--- start of Records for the task ---

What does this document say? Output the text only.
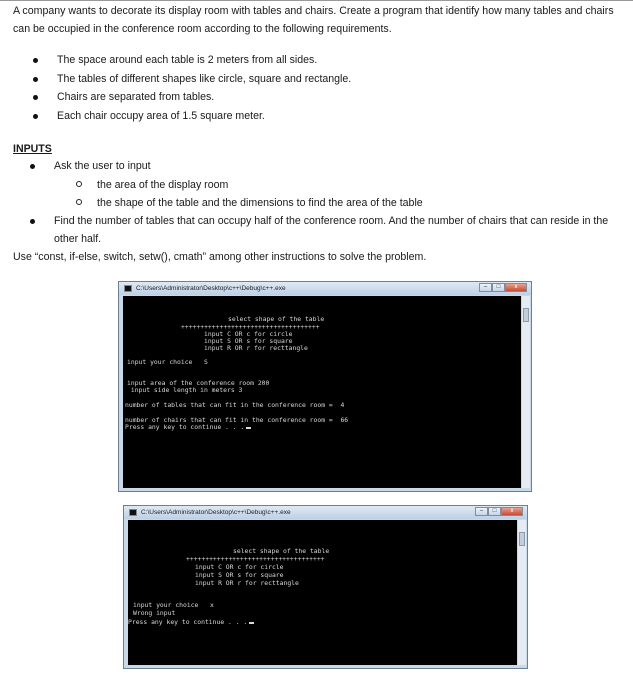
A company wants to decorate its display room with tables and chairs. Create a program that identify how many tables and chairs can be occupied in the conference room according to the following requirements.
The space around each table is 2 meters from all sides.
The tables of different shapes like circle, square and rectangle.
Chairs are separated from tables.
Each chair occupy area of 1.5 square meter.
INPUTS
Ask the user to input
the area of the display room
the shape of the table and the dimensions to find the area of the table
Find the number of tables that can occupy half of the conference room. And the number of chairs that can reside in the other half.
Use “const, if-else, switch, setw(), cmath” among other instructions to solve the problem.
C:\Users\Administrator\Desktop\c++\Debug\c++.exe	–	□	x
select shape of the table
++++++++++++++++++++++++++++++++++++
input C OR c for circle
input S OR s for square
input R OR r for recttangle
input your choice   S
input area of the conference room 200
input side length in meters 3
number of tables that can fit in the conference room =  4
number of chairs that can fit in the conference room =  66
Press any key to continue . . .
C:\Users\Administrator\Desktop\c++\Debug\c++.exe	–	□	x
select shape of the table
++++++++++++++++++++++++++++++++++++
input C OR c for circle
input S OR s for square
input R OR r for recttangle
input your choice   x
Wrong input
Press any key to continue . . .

--- end of Records for the task ---
--- start of Records for the task ---

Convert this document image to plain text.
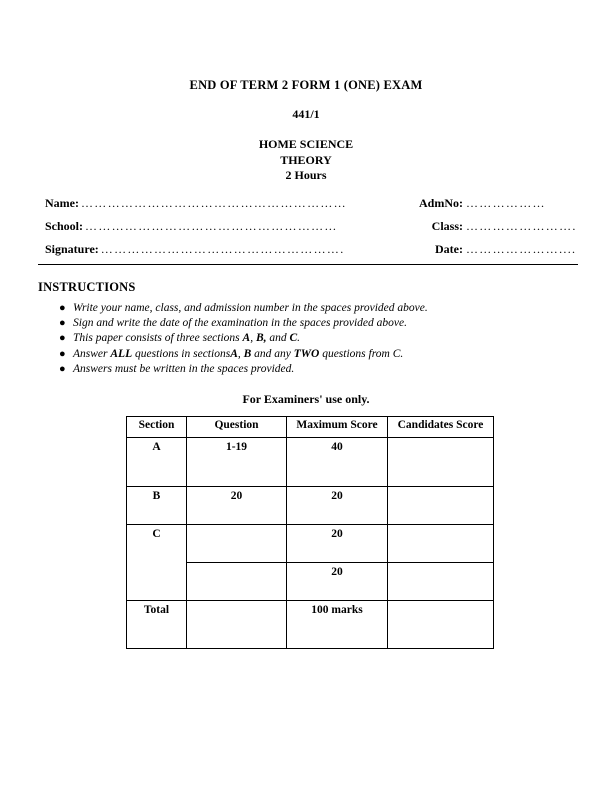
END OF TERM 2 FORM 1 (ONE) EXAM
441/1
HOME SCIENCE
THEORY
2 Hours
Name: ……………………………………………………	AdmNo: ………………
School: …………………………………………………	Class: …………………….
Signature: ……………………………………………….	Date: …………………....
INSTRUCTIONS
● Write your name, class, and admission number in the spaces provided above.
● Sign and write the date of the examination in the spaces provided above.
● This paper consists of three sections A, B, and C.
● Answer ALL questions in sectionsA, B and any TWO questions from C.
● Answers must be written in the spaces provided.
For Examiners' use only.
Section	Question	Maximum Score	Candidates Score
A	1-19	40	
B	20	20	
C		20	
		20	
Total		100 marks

--- end of Records for the task ---
--- start of Records for the task ---

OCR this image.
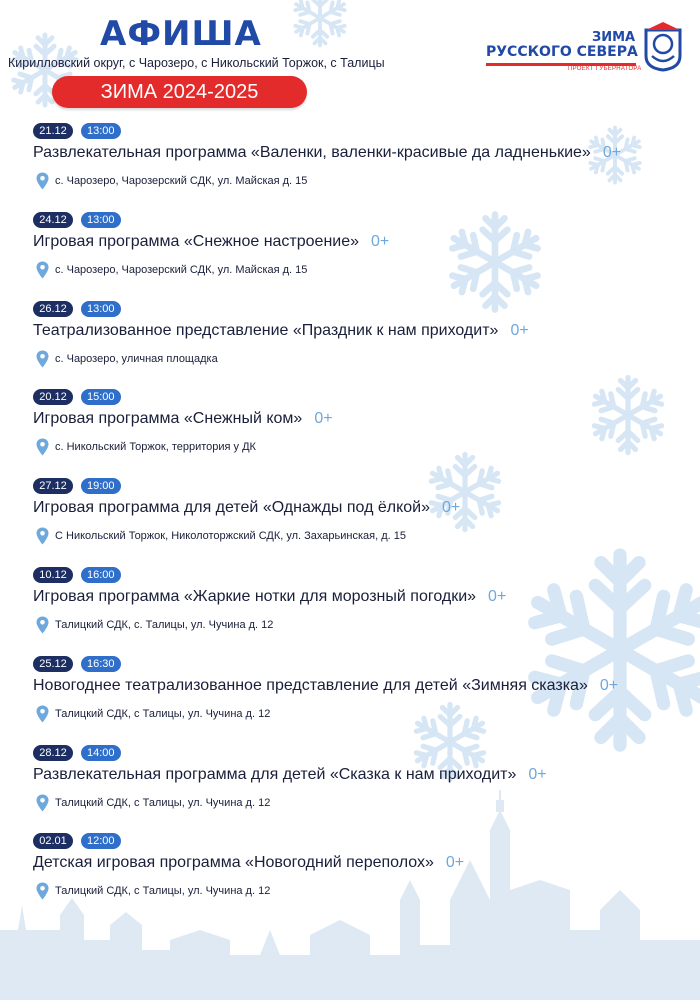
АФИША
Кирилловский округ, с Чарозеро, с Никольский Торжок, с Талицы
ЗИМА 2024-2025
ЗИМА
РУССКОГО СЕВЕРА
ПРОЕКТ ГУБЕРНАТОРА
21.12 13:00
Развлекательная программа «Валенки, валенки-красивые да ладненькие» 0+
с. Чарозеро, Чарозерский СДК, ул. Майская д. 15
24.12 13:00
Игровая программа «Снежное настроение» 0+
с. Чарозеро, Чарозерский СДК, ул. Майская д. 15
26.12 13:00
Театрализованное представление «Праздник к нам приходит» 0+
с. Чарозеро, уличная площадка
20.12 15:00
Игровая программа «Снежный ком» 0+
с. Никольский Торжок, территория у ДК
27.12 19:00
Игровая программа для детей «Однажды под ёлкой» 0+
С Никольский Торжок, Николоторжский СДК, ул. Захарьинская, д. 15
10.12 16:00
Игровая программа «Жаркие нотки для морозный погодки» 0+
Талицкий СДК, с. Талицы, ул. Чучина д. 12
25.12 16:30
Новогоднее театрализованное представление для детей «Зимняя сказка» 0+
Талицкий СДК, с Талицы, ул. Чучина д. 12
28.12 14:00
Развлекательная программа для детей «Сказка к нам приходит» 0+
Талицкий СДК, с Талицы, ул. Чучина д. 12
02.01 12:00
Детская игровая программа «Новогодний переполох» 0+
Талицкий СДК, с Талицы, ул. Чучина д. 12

--- end of Records for the task ---

• **Work to be completed**:
Filter the records, keeping only lines that contain "display", and show those lines.

• **Answer below**:
A company wants to decorate its display room with tables and chairs. Create a program that identify how many tables and chairs can be occupied in the conference room according to the following requirements.
the area of the display room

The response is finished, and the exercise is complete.